## Work to be completed
Quote all of the entries word for word.

## Material for the task
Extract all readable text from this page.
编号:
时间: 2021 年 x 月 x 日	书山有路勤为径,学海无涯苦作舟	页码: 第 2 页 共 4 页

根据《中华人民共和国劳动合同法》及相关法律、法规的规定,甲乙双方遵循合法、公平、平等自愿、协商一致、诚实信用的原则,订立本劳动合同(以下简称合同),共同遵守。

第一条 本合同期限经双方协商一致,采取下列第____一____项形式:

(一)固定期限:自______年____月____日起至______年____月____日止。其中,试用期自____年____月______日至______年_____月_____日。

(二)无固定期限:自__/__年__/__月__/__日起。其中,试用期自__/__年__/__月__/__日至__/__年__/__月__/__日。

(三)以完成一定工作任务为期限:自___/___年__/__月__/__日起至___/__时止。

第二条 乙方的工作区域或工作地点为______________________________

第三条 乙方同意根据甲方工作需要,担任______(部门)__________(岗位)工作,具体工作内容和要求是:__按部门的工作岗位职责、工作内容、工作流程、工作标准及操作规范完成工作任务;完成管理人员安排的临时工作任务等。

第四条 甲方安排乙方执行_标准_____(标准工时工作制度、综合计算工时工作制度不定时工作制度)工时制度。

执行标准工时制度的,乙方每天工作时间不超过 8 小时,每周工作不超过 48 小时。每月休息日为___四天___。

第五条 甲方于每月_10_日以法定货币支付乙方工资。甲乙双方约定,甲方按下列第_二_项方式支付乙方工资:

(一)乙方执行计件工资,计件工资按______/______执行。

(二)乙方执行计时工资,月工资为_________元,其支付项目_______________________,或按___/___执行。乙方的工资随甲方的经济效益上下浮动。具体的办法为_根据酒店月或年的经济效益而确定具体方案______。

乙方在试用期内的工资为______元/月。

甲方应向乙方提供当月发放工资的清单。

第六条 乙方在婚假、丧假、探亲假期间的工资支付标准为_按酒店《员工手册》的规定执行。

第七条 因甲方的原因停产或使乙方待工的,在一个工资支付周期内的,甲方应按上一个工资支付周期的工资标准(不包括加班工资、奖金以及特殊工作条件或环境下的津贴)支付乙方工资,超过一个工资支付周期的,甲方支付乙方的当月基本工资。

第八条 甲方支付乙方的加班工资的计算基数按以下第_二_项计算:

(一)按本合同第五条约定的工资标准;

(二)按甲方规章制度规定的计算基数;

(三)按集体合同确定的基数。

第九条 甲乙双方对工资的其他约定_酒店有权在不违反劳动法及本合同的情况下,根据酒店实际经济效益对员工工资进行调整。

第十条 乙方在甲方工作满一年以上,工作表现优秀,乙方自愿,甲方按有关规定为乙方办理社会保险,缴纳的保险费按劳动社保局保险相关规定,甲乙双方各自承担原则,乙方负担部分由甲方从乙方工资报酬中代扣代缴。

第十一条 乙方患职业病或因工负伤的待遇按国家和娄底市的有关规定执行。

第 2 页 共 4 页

## Output below
Extract all readable text from this page.
编号:
时间: 2021 年 x 月 x 日	书山有路勤为径,学海无涯苦作舟	页码: 第 2 页 共 4 页

根据《中华人民共和国劳动合同法》及相关法律、法规的规定,甲乙双方遵循合法、公平、平等自愿、协商一致、诚实信用的原则,订立本劳动合同(以下简称合同),共同遵守。

第一条 本合同期限经双方协商一致,采取下列第____一____项形式:

(一)固定期限:自______年____月____日起至______年____月____日止。其中,试用期自____年____月______日至______年_____月_____日。

(二)无固定期限:自__/__年__/__月__/__日起。其中,试用期自__/__年__/__月__/__日至__/__年__/__月__/__日。

(三)以完成一定工作任务为期限:自___/___年__/__月__/__日起至___/__时止。

第二条 乙方的工作区域或工作地点为______________________________

第三条 乙方同意根据甲方工作需要,担任______(部门)__________(岗位)工作,具体工作内容和要求是:__按部门的工作岗位职责、工作内容、工作流程、工作标准及操作规范完成工作任务;完成管理人员安排的临时工作任务等。

第四条 甲方安排乙方执行_标准_____(标准工时工作制度、综合计算工时工作制度不定时工作制度)工时制度。

执行标准工时制度的,乙方每天工作时间不超过 8 小时,每周工作不超过 48 小时。每月休息日为___四天___。

第五条 甲方于每月_10_日以法定货币支付乙方工资。甲乙双方约定,甲方按下列第_二_项方式支付乙方工资:

(一)乙方执行计件工资,计件工资按______/______执行。

(二)乙方执行计时工资,月工资为_________元,其支付项目_______________________,或按___/___执行。乙方的工资随甲方的经济效益上下浮动。具体的办法为_根据酒店月或年的经济效益而确定具体方案______。

乙方在试用期内的工资为______元/月。

甲方应向乙方提供当月发放工资的清单。

第六条 乙方在婚假、丧假、探亲假期间的工资支付标准为_按酒店《员工手册》的规定执行。

第七条 因甲方的原因停产或使乙方待工的,在一个工资支付周期内的,甲方应按上一个工资支付周期的工资标准(不包括加班工资、奖金以及特殊工作条件或环境下的津贴)支付乙方工资,超过一个工资支付周期的,甲方支付乙方的当月基本工资。

第八条 甲方支付乙方的加班工资的计算基数按以下第_二_项计算:

(一)按本合同第五条约定的工资标准;

(二)按甲方规章制度规定的计算基数;

(三)按集体合同确定的基数。

第九条 甲乙双方对工资的其他约定_酒店有权在不违反劳动法及本合同的情况下,根据酒店实际经济效益对员工工资进行调整。

第十条 乙方在甲方工作满一年以上,工作表现优秀,乙方自愿,甲方按有关规定为乙方办理社会保险,缴纳的保险费按劳动社保局保险相关规定,甲乙双方各自承担原则,乙方负担部分由甲方从乙方工资报酬中代扣代缴。

第十一条 乙方患职业病或因工负伤的待遇按国家和娄底市的有关规定执行。

第 2 页 共 4 页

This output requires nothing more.